**Stored rows:**
Start

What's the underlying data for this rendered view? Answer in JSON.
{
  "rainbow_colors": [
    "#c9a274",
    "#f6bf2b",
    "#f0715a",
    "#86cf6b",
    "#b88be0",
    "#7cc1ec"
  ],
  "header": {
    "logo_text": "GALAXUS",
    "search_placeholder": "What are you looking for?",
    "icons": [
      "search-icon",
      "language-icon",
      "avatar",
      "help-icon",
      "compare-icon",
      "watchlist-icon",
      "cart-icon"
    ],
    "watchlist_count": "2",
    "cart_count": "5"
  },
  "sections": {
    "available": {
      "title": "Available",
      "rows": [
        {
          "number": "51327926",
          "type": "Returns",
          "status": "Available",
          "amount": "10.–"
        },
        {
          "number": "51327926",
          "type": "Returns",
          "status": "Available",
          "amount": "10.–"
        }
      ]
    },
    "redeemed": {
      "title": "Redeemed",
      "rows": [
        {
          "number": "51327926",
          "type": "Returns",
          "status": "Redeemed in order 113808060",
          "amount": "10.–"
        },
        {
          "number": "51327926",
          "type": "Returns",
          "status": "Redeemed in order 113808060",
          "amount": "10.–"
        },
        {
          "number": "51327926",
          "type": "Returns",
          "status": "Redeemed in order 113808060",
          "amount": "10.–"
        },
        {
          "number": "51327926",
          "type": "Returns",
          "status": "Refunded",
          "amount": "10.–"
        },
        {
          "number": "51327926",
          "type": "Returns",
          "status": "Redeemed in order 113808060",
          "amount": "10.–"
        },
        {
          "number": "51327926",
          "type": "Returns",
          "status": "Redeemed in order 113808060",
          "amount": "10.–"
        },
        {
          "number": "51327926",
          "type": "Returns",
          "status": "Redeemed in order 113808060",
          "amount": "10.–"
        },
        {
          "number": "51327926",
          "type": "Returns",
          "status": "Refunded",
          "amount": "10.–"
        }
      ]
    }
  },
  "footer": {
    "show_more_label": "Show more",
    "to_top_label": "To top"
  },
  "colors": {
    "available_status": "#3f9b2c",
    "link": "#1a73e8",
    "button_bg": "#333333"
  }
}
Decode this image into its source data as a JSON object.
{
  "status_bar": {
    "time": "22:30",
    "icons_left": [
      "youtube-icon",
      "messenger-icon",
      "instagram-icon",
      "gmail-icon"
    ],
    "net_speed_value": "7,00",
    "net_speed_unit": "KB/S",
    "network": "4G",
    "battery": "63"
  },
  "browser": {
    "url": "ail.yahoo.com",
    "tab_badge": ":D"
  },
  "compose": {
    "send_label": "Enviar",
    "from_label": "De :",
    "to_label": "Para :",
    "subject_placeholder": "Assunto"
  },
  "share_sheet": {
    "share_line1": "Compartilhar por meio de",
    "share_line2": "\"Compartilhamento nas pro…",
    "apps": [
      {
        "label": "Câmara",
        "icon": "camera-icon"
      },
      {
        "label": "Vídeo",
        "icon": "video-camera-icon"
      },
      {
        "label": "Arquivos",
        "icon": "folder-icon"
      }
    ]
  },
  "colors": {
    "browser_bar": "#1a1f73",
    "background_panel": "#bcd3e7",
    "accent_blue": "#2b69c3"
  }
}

End

**Set problem:** Copy all lines of the material above where the string "data" occurs.

**Answer to this exercise:**
What's the underlying data for this rendered view? Answer in JSON.
Decode this image into its source data as a JSON object.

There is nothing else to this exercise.